» WRITTEN PROBLEM
Pick out each line containing the string "مشخصات" and copy it.

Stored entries

--------------------------------------------------

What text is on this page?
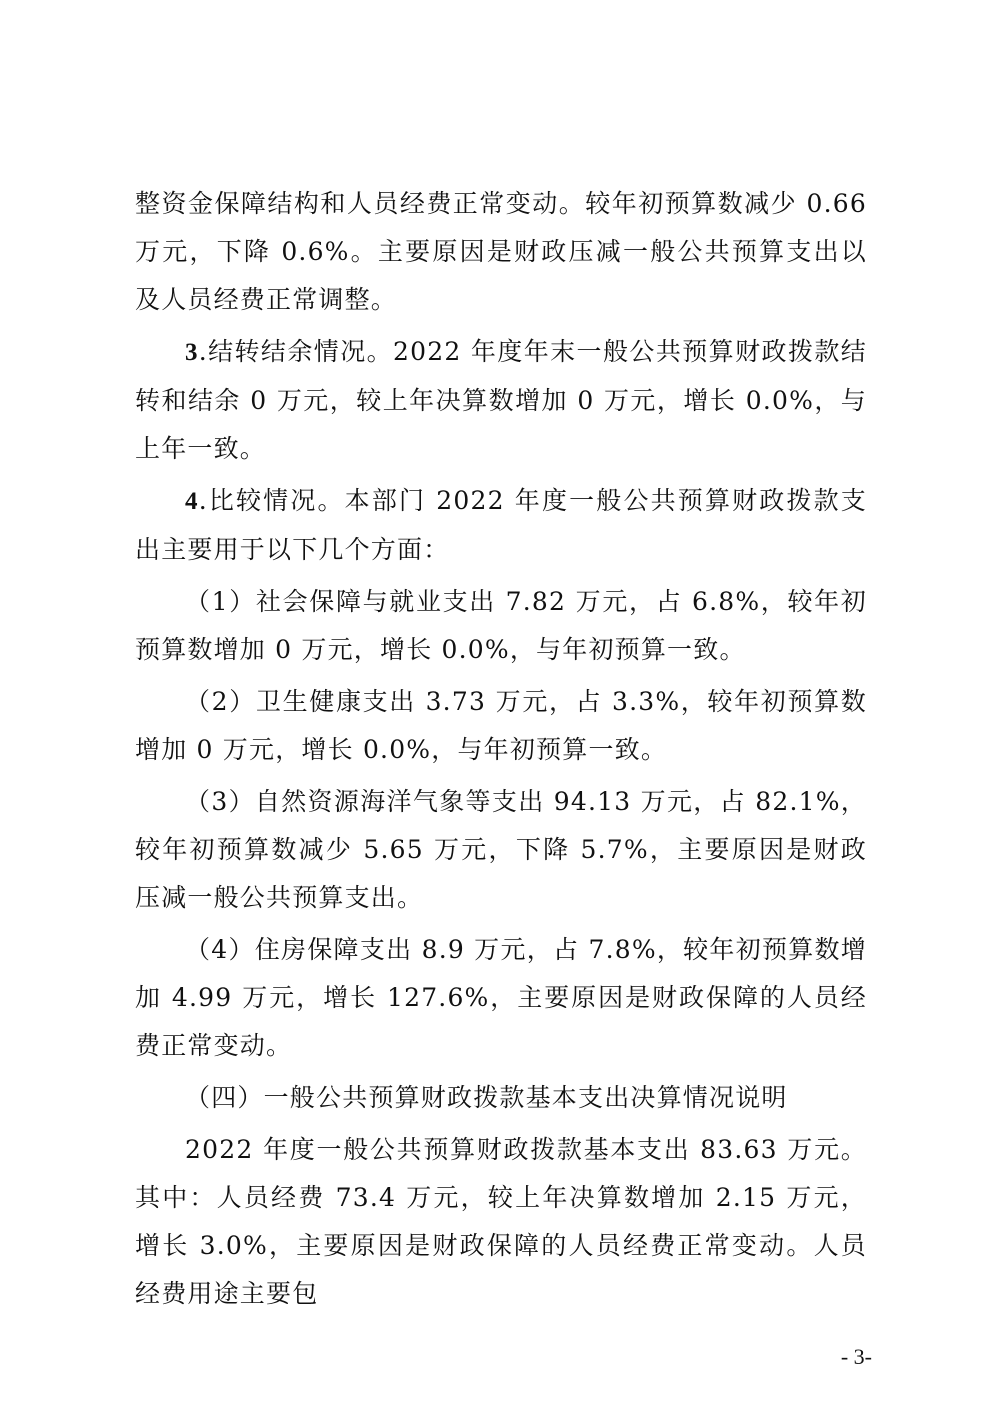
整资金保障结构和人员经费正常变动。较年初预算数减少 0.66 万元，下降 0.6%。主要原因是财政压减一般公共预算支出以及人员经费正常调整。

3.结转结余情况。2022 年度年末一般公共预算财政拨款结转和结余 0 万元，较上年决算数增加 0 万元，增长 0.0%，与上年一致。

4.比较情况。本部门 2022 年度一般公共预算财政拨款支出主要用于以下几个方面：

（1）社会保障与就业支出 7.82 万元，占 6.8%，较年初预算数增加 0 万元，增长 0.0%，与年初预算一致。

（2）卫生健康支出 3.73 万元，占 3.3%，较年初预算数增加 0 万元，增长 0.0%，与年初预算一致。

（3）自然资源海洋气象等支出 94.13 万元，占 82.1%，较年初预算数减少 5.65 万元，下降 5.7%，主要原因是财政压减一般公共预算支出。

（4）住房保障支出 8.9 万元，占 7.8%，较年初预算数增加 4.99 万元，增长 127.6%，主要原因是财政保障的人员经费正常变动。

（四）一般公共预算财政拨款基本支出决算情况说明

2022 年度一般公共预算财政拨款基本支出 83.63 万元。其中：人员经费 73.4 万元，较上年决算数增加 2.15 万元，增长 3.0%，主要原因是财政保障的人员经费正常变动。人员经费用途主要包

- 3-
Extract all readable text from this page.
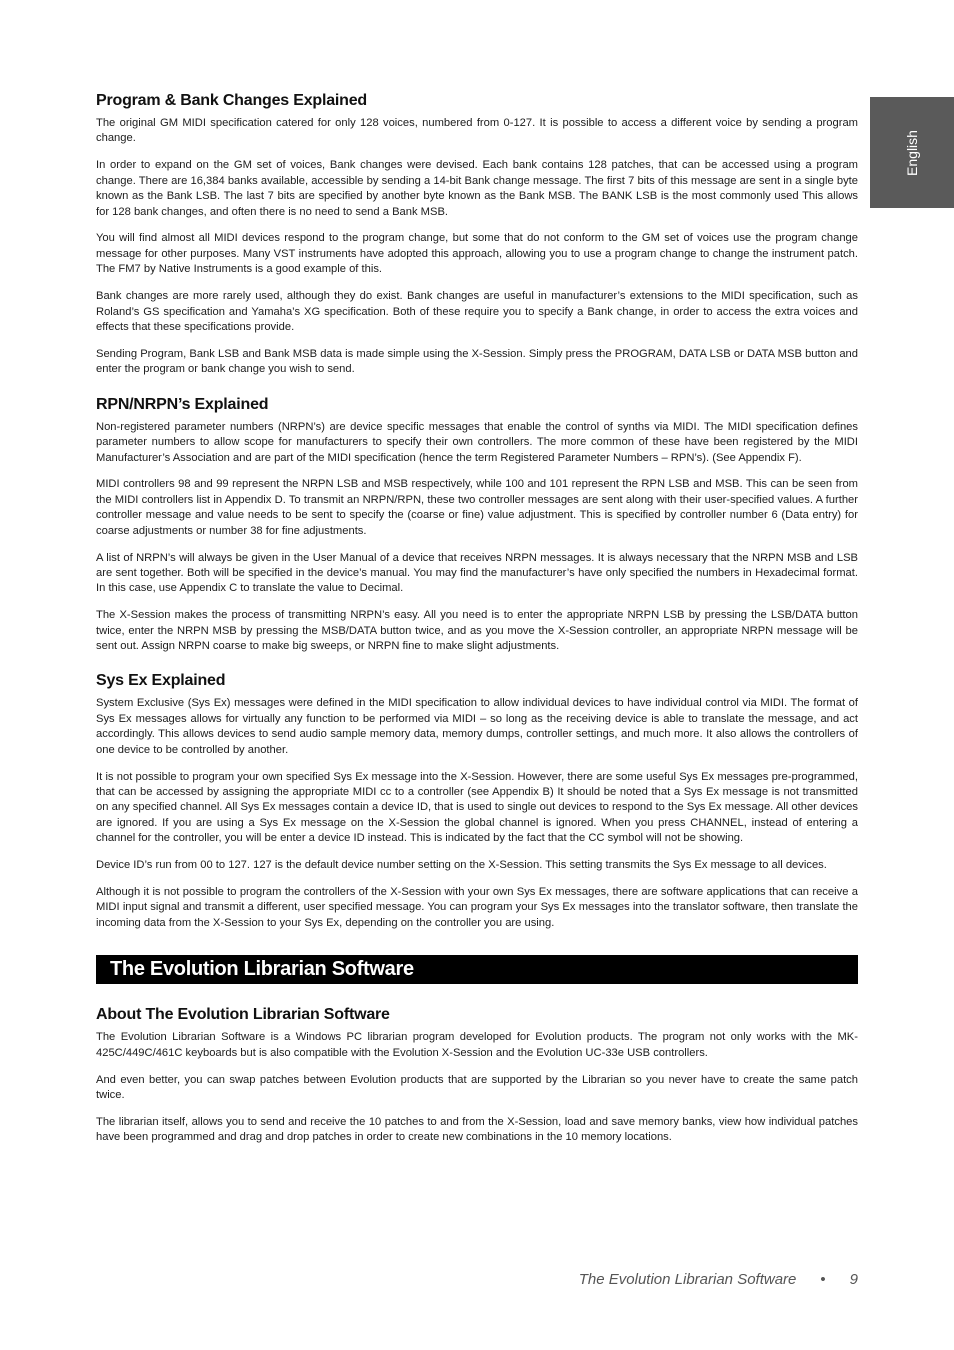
English
Program & Bank Changes Explained

The original GM MIDI specification catered for only 128 voices, numbered from 0-127. It is possible to access a different voice by sending a program change.

In order to expand on the GM set of voices, Bank changes were devised. Each bank contains 128 patches, that can be accessed using a program change. There are 16,384 banks available, accessible by sending a 14-bit Bank change message. The first 7 bits of this message are sent in a single byte known as the Bank LSB. The last 7 bits are specified by another byte known as the Bank MSB. The BANK LSB is the most commonly used This allows for 128 bank changes, and often there is no need to send a Bank MSB.

You will find almost all MIDI devices respond to the program change, but some that do not conform to the GM set of voices use the program change message for other purposes. Many VST instruments have adopted this approach, allowing you to use a program change to change the instrument patch. The FM7 by Native Instruments is a good example of this.

Bank changes are more rarely used, although they do exist. Bank changes are useful in manufacturer’s extensions to the MIDI specification, such as Roland’s GS specification and Yamaha’s XG specification. Both of these require you to specify a Bank change, in order to access the extra voices and effects that these specifications provide.

Sending Program, Bank LSB and Bank MSB data is made simple using the X-Session. Simply press the PROGRAM, DATA LSB or DATA MSB button and enter the program or bank change you wish to send.

RPN/NRPN’s Explained

Non-registered parameter numbers (NRPN’s) are device specific messages that enable the control of synths via MIDI. The MIDI specification defines parameter numbers to allow scope for manufacturers to specify their own controllers. The more common of these have been registered by the MIDI Manufacturer’s Association and are part of the MIDI specification (hence the term Registered Parameter Numbers – RPN’s). (See Appendix F).

MIDI controllers 98 and 99 represent the NRPN LSB and MSB respectively, while 100 and 101 represent the RPN LSB and MSB. This can be seen from the MIDI controllers list in Appendix D. To transmit an NRPN/RPN, these two controller messages are sent along with their user-specified values. A further controller message and value needs to be sent to specify the (coarse or fine) value adjustment. This is specified by controller number 6 (Data entry) for coarse adjustments or number 38 for fine adjustments.

A list of NRPN’s will always be given in the User Manual of a device that receives NRPN messages. It is always necessary that the NRPN MSB and LSB are sent together. Both will be specified in the device’s manual. You may find the manufacturer’s have only specified the numbers in Hexadecimal format. In this case, use Appendix C to translate the value to Decimal.

The X-Session makes the process of transmitting NRPN’s easy. All you need is to enter the appropriate NRPN LSB by pressing the LSB/DATA button twice, enter the NRPN MSB by pressing the MSB/DATA button twice, and as you move the X-Session controller, an appropriate NRPN message will be sent out. Assign NRPN coarse to make big sweeps, or NRPN fine to make slight adjustments.

Sys Ex Explained

System Exclusive (Sys Ex) messages were defined in the MIDI specification to allow individual devices to have individual control via MIDI. The format of Sys Ex messages allows for virtually any function to be performed via MIDI – so long as the receiving device is able to translate the message, and act accordingly. This allows devices to send audio sample memory data, memory dumps, controller settings, and much more. It also allows the controllers of one device to be controlled by another.

It is not possible to program your own specified Sys Ex message into the X-Session. However, there are some useful Sys Ex messages pre-programmed, that can be accessed by assigning the appropriate MIDI cc to a controller (see Appendix B) It should be noted that a Sys Ex message is not transmitted on any specified channel. All Sys Ex messages contain a device ID, that is used to single out devices to respond to the Sys Ex message. All other devices are ignored. If you are using a Sys Ex message on the X-Session the global channel is ignored. When you press CHANNEL, instead of entering a channel for the controller, you will be enter a device ID instead. This is indicated by the fact that the CC symbol will not be showing.

Device ID’s run from 00 to 127. 127 is the default device number setting on the X-Session. This setting transmits the Sys Ex message to all devices.

Although it is not possible to program the controllers of the X-Session with your own Sys Ex messages, there are software applications that can receive a MIDI input signal and transmit a different, user specified message. You can program your Sys Ex messages into the translator software, then translate the incoming data from the X-Session to your Sys Ex, depending on the controller you are using.

The Evolution Librarian Software
About The Evolution Librarian Software

The Evolution Librarian Software is a Windows PC librarian program developed for Evolution products. The program not only works with the MK-425C/449C/461C keyboards but is also compatible with the Evolution X-Session and the Evolution UC-33e USB controllers.

And even better, you can swap patches between Evolution products that are supported by the Librarian so you never have to create the same patch twice.

The librarian itself, allows you to send and receive the 10 patches to and from the X-Session, load and save memory banks, view how individual patches have been programmed and drag and drop patches in order to create new combinations in the 10 memory locations.

The Evolution Librarian Software • 9
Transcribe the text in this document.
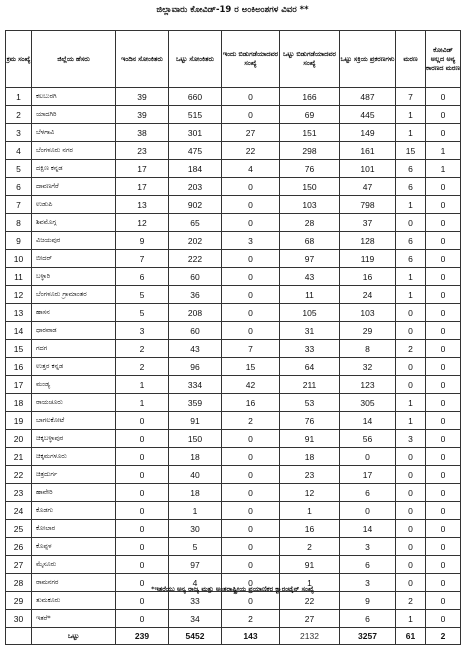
ಜಿಲ್ಲಾವಾರು ಕೋವಿಡ್-19 ರ ಅಂಕಿಅಂಶಗಳ ವಿವರ **
ಕ್ರಮ ಸಂಖ್ಯೆ	ಜಿಲ್ಲೆಯ ಹೆಸರು	ಇಂದಿನ ಸೋಂಕಿತರು	ಒಟ್ಟು ಸೋಂಕಿತರು	ಇಂದು ಬಿಡುಗಡೆಯಾದವರ ಸಂಖ್ಯೆ	ಒಟ್ಟು ಬಿಡುಗಡೆಯಾದವರ ಸಂಖ್ಯೆ	ಒಟ್ಟು ಸಕ್ರಿಯ ಪ್ರಕರಣಗಳು	ಮರಣ	ಕೋವಿಡ್ ಅಲ್ಲದ ಅನ್ಯ ಕಾರಣದ ಮರಣ
1	ಕಲಬುರಗಿ	39	660	0	166	487	7	0
2	ಯಾದಗಿರಿ	39	515	0	69	445	1	0
3	ಬೆಳಗಾವಿ	38	301	27	151	149	1	0
4	ಬೆಂಗಳೂರು ನಗರ	23	475	22	298	161	15	1
5	ದಕ್ಷಿಣ ಕನ್ನಡ	17	184	4	76	101	6	1
6	ದಾವಣಗೆರೆ	17	203	0	150	47	6	0
7	ಉಡುಪಿ	13	902	0	103	798	1	0
8	ಶಿವಮೊಗ್ಗ	12	65	0	28	37	0	0
9	ವಿಜಯಪುರ	9	202	3	68	128	6	0
10	ಬೀದರ್	7	222	0	97	119	6	0
11	ಬಳ್ಳಾರಿ	6	60	0	43	16	1	0
12	ಬೆಂಗಳೂರು ಗ್ರಾಮಾಂತರ	5	36	0	11	24	1	0
13	ಹಾಸನ	5	208	0	105	103	0	0
14	ಧಾರವಾಡ	3	60	0	31	29	0	0
15	ಗದಗ	2	43	7	33	8	2	0
16	ಉತ್ತರ ಕನ್ನಡ	2	96	15	64	32	0	0
17	ಮಂಡ್ಯ	1	334	42	211	123	0	0
18	ರಾಯಚೂರು	1	359	16	53	305	1	0
19	ಬಾಗಲಕೋಟೆ	0	91	2	76	14	1	0
20	ಚಿಕ್ಕಬಳ್ಳಾಪುರ	0	150	0	91	56	3	0
21	ಚಿಕ್ಕಮಗಳೂರು	0	18	0	18	0	0	0
22	ಚಿತ್ರದುರ್ಗ	0	40	0	23	17	0	0
23	ಹಾವೇರಿ	0	18	0	12	6	0	0
24	ಕೊಡಗು	0	1	0	1	0	0	0
25	ಕೋಲಾರ	0	30	0	16	14	0	0
26	ಕೊಪ್ಪಳ	0	5	0	2	3	0	0
27	ಮೈಸೂರು	0	97	0	91	6	0	0
28	ರಾಮನಗರ	0	4	0	1	3	0	0
29	ತುಮಕೂರು	0	33	0	22	9	2	0
30	ಇತರೆ*	0	34	2	27	6	1	0
	ಒಟ್ಟು	239	5452	143	2132	3257	61	2
*ಇತರೆಯು ಅನ್ಯ ರಾಜ್ಯ ಮತ್ತು ಅಂತರಾಷ್ಟ್ರೀಯ ಪ್ರಯಾಣಿಕರ ಕ್ವಾರಂಟೈನ್ ಸಂಖ್ಯೆ
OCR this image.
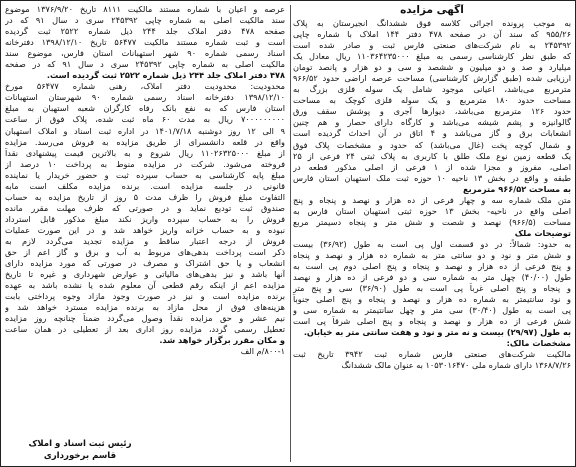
آگهی مزایده
به موجب پرونده اجرائی کلاسه فوق ششدانگ انجیرستان به پلاک
۹۵۵/۲۶ که سند آن در صفحه ۴۷۸ دفتر ۱۴۴ املاک با شماره چاپی
۲۴۵۳۹۲ به نام شرکت‌های صنعتی فارس ثبت و صادر شده است
که طبق نظر کارشناسی رسمی به مبلغ ۱۱۰۳۶۴۲۳۵۰۰۰ ریال معادل یک
میلیارد و صد و دو میلیون و ششصد و سی و دو هزار و پانصد تومان
ارزیابی شده (طبق گزارش کارشناسی) مساحت عرصه اراضی حدود ۹۶۶/۵۲
مترمربع می‌باشد، اعیانی موجود شامل یک سوله فلزی بزرگ به
مساحت حدود ۱۸۰ مترمربع و یک سوله فلزی کوچک به مساحت
حدود ۱۲۶ مترمربع می‌باشد، دیوارها آجری و پوشش سقف ورق
گالوانیزه و پشم شیشه می‌باشد و کارگاه دارای حصار و هم چنین
انشعابات برق و گاز می‌باشد و ۴ اتاق در آن احداث گردیده است
و شمال کوچه پخت (غال می‌باشد) که حدود و مشخصات پلاک فوق
یک قطعه زمین نوع ملک طلق با کاربری به پلاک ثبتی ۲۴ فرعی از ۲۵
اصلی، مفروز و مجزا شده از ۱ فرعی از اصلی مذکور قطعه در
طبقه و واقع در بخش ۱۳ ناحیه ۱۰ حوزه ثبت ملک استهبان استان فارس
به مساحت ۹۶۶/۵۲ مترمربع
متن ملک شماره سه و چهار فرعی از ده هزار و نهصد و پنجاه و پنج
اصلی واقع در ناحیه- بخش ۱۳ حوزه ثبتی استهبان استان فارس به
مساحت (۹۶۶/۵) نهصد و شصت و شش متر و پنجاه دسیمتر مربع
توضیحات ملک
به حدود: شمالاً: در دو قسمت اول پی است به طول (۳۶/۹۲) بیست
و شش متر و نود و دو سانتی متر به شماره ده هزار و نهصد و پنجاه
و پنج فرعی از ده هزار و نهصد و پنجاه و پنج اصلی دوم پی است به
طول (۴۰/۰۰) چهل متر به شماره سی و دو فرعی از ده هزار و نهصد
و پنجاه و پنج اصلی غرباً پی است به طول (۳۶/۹۰) سی و پنج متر
و نود سانتیمتر به شماره ده هزار و نهصد و پنجاه و پنج اصلی جنوباً
پی است به طول (۳۰/۴۰) سی متر و چهل سانتیمتر به شماره سی و
شش فرعی از ده هزار و نهصد و پنجاه و پنج اصلی شرقاً پی است
به طول (۲۹/۹۷) بیست و نه متر و نود و هفت سانتی متر به خیابان.
مشخصات مالک:
مالکیت شرکت‌های صنعتی فارس شماره ثبت ۳۹۴۲ تاریخ ثبت
۱۳۶۸/۷/۲۶ دارای شماره ملی ۱۰۵۳۰۱۶۴۷۰ به عنوان مالک ششدانگ
عرصه و اعیان با شماره مستند مالکیت ۸۱۱۱ تاریخ ۱۳۷۶/۹/۲۰ موضوع
سند مالکیت اصلی به شماره چاپی ۲۴۵۳۹۲ سری د سال ۹۱ که در
صفحه ۴۷۸ دفتر املاک جلد ۲۴۴ ذیل شماره ۲۵۲۲ ثبت گردیده
است و ثبت شماره مستند مالکیت ۵۶۴۷۷ تاریخ ۱۳۹۸/۱۲/۱۰ دفترخانه
اسناد رسمی شماره ۹۰ شهر استهبانات استان فارس، موضوع سند
مالکیت اصلی به شماره چاپی ۲۴۵۳۹۲ سری د سال ۹۱ که در صفحه
۴۷۸ دفتر املاک جلد ۲۴۴ ذیل شماره ۲۵۲۲ ثبت گردیده است.
محدودیت: محدودیت دفتر املاک، رهنی شماره ۵۶۴۷۷ مورخ
۱۳۹۸/۱۲/۱۰ دفترخانه اسناد رسمی شماره ۹۰ شهرستان استهبانات
استان فارس که به نفع بانک رفاه کارگران شعبه استهبان به مبلغ
۷۰۰۰۰۰۰۰۰۰ ریال به مدت ۶۰ ماه ثبت شده، پلاک فوق از ساعت
۹ الی ۱۲ روز دوشنبه ۱۴۰۱/۷/۱۸ در اداره ثبت اسناد و املاک استهبان
واقع در قلعه دانشسرای از طریق مزایده به فروش می‌رسد. مزایده
از مبلغ ۱۱۰۲۶۳۲۵۰۰۰ ریال شروع و به بالاترین قیمت پیشنهادی نقداً
فروخته می‌شود. شرکت در مزایده منوط به پرداخت ۱۰ درصد از
مبلغ پایه کارشناسی به حساب سپرده ثبت و حضور خریدار یا نماینده
قانونی در جلسه مزایده است. برنده مزایده مکلف است مابه
التفاوت مبلغ فروش را ظرف مدت ۵ روز از تاریخ مزایده به حساب
صندوق ثبت تودیع نماید و در صورتی که ظرف مهلت مقرر مانده
فروش را به حساب سپرده واریز نکند مبلغ مذکور قابل استرداد
نبوده و به حساب خزانه واریز خواهد شد و در این صورت عملیات
فروش از درجه اعتبار ساقط و مزایده تجدید می‌گردد لازم به
ذکر است پرداخت بدهی‌های مربوط به آب و برق و گاز اعم از حق
انشعاب و یا حق اشتراک و مصرف در صورتی که مورد مزایده دارای
آنها باشد و نیز بدهی‌های مالیاتی و عوارض شهرداری و غیره تا تاریخ
مزایده اعم از اینکه رقم قطعی آن معلوم شده یا نشده باشد به عهده
برنده مزایده است و نیز در صورت وجود مازاد وجوه پرداختی بابت
هزینه‌های فوق از محل مازاد به برنده مزایده مسترد خواهد شد و
نیم عشر و حق مزایده نقداً وصول می‌گردد ضمناً چنانچه روز مزایده
تعطیل رسمی گردد، مزایده روز اداری بعد از تعطیلی در همان ساعت
و مکان مقرر برگزار خواهد شد.
۸۰۰-۱/م الف
رئیس ثبت اسناد و املاک
قاسم برخورداری
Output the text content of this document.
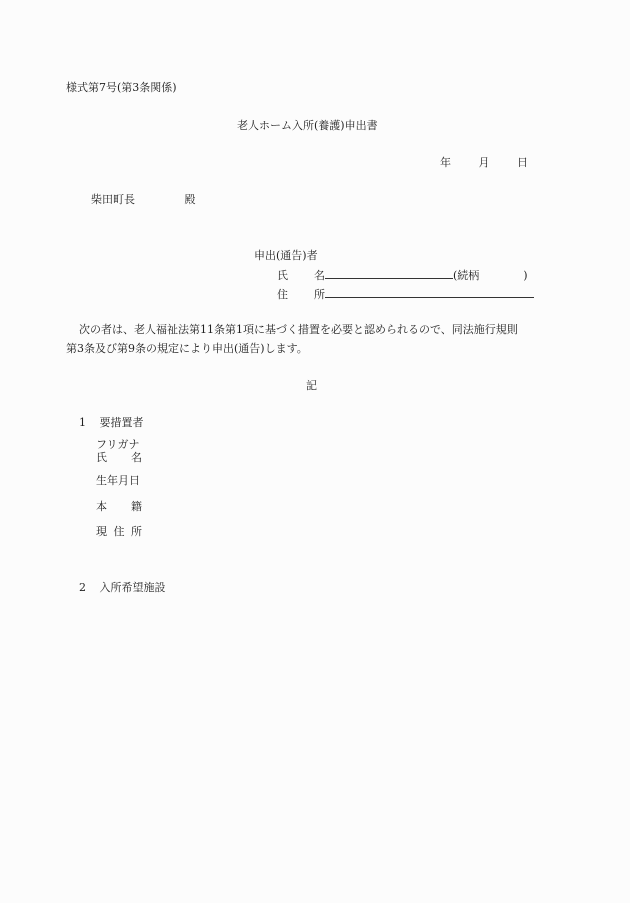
様式第7号(第3条関係)
老人ホーム入所(養護)申出書
年	月	日
柴田町長	殿
申出(通告)者
氏 名	(続柄	)
住 所
次の者は、老人福祉法第11条第1項に基づく措置を必要と認められるので、同法施行規則
第3条及び第9条の規定により申出(通告)します。
記
1 要措置者
フリガナ
氏 名
生年月日
本 籍
現 住 所
2 入所希望施設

--------------------------------------------------

» RESULT
و شمال کوچه پخت (غال می‌باشد) که حدود و مشخصات پلاک فوق
مشخصات مالک:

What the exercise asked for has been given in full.